- Goal
Comb the records below for the string "长期投资" and copy each line where it turns up.

- Provided material
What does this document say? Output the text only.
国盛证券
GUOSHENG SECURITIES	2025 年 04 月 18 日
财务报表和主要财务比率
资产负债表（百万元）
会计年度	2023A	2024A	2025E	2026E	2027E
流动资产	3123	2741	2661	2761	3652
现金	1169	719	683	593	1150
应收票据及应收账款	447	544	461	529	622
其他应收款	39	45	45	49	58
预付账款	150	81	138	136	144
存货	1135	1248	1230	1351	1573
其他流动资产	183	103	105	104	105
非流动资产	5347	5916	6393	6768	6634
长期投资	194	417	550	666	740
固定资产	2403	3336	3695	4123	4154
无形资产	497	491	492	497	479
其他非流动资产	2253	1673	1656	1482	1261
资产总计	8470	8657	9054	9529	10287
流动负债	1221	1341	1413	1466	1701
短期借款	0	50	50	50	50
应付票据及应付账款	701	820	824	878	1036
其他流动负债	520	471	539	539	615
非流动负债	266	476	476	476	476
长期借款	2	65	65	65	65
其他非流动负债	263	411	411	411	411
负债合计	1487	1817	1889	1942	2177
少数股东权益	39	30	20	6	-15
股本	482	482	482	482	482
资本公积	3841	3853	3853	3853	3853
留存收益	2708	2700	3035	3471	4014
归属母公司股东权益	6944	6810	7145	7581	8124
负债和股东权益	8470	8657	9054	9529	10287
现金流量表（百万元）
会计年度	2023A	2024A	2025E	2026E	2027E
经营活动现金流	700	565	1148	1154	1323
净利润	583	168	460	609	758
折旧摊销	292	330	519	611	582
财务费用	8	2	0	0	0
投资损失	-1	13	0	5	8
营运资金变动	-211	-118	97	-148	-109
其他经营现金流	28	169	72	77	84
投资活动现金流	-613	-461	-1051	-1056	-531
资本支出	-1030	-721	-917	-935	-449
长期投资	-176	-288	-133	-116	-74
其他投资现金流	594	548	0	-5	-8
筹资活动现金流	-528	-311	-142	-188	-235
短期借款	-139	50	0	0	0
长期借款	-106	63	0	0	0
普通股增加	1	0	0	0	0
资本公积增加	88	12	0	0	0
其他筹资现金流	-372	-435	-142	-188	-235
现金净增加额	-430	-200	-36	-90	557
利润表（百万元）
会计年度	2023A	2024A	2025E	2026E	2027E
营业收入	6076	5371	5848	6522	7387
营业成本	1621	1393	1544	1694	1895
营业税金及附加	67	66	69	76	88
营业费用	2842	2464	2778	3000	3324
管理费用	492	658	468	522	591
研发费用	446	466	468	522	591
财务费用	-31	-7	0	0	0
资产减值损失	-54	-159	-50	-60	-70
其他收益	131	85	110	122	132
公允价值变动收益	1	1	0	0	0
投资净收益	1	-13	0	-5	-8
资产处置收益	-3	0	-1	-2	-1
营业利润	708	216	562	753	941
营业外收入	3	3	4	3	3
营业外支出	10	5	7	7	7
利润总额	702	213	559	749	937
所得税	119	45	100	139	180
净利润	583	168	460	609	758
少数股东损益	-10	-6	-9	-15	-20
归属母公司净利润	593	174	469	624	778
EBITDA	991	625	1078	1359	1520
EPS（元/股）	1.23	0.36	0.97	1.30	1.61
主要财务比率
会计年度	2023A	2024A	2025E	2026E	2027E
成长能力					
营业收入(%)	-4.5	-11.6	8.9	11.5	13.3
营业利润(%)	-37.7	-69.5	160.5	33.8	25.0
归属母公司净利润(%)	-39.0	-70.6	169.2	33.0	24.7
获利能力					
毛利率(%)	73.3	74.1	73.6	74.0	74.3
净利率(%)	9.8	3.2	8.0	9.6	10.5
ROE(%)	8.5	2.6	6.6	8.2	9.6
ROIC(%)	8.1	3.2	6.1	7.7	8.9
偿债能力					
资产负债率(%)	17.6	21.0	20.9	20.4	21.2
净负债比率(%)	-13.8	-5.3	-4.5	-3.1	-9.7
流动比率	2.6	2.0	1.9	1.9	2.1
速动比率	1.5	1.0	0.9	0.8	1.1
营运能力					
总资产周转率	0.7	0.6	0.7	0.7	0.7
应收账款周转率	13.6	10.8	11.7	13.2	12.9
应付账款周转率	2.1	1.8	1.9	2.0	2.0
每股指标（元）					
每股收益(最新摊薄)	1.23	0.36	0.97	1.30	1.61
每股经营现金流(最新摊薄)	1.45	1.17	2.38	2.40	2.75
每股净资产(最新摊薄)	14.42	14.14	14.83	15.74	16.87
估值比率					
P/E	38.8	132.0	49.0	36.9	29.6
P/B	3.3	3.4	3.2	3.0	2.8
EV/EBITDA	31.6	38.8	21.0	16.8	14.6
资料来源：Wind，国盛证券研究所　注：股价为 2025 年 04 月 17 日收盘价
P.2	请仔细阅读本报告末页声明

- Solved exercise
长期投资	194	417	550	666	740
长期投资	-176	-288	-133	-116	-74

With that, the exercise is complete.